What is asked>
**a.** Update the speaker profiles, starting at the words "Jose de Francisco" and ending after "for mobile networks.", with "Senior Creative Director" changed to "Head of Design".
**b.** Answer these questions from the speaker profiles:
(i) Which university awarded Jose de Francisco his MBA?
(ii) What is the title of JC Grubbs's presentation?
(iii) According to JC Grubbs, what is business transformation really about?

Given passage>
+---+

Jose de Francisco is a Senior Creative Director at Nokia Software Group. His 20+ year experience encompasses global award-winning projects that entail multi-disciplinary leadership responsibilities. Jose is a Distinguished Member of Technical Staff (DMTS) and has worked with Bell Labs on next generation platforms for mobile networks.

He is a Member of the Advisory Board at MIT’s Institute for Data Systems and Society (IDSS) and is the recipient of an MBA in International Marketing and Finance (MBA/IMF) from Chicago’s DePaul University as a Honeywell Europe Be Brilliant Scholar. Jose also holds a postgraduate degree in Human Factors Engineering from BarcelonaTech (UPC) and developed his passion for innovation at Massana Art &Design Center’s Industrial Design program. His thoughts and endeavours can be followed on innovarista.org.


JC Grubbs

DON’T BE DIGITAL

“The motivation to make our businesses more digital often cause us to miss the mark. Business transformation, and “being digital”, isn’t about technology, it’s about becoming more human.”

“In this presentation I’d like to share what I believe should be the driving forces for any company in this era of technology, data, and sometimes noise. Together let’s explore how we translate our humanity into the things we create.”

+---+

Information supplied>
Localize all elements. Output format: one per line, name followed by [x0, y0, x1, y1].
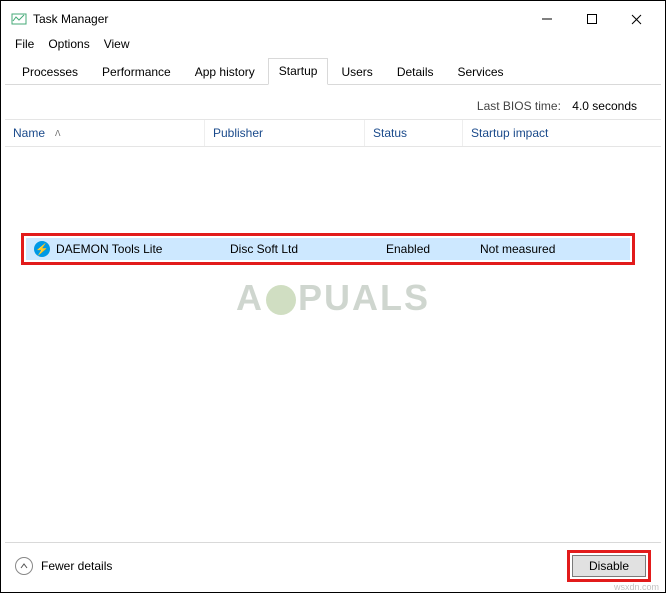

+---+

Solutions to the tasks>
**a.**
Jose de Francisco is a Head of Design at Nokia Software Group. His 20+ year experience encompasses global award-winning projects that entail multi-disciplinary leadership responsibilities. Jose is a Distinguished Member of Technical Staff (DMTS) and has worked with Bell Labs on next generation platforms for mobile networks.

**b.**
(i) DePaul University in Chicago
(ii) Don't Be Digital
(iii) Becoming more human, not technology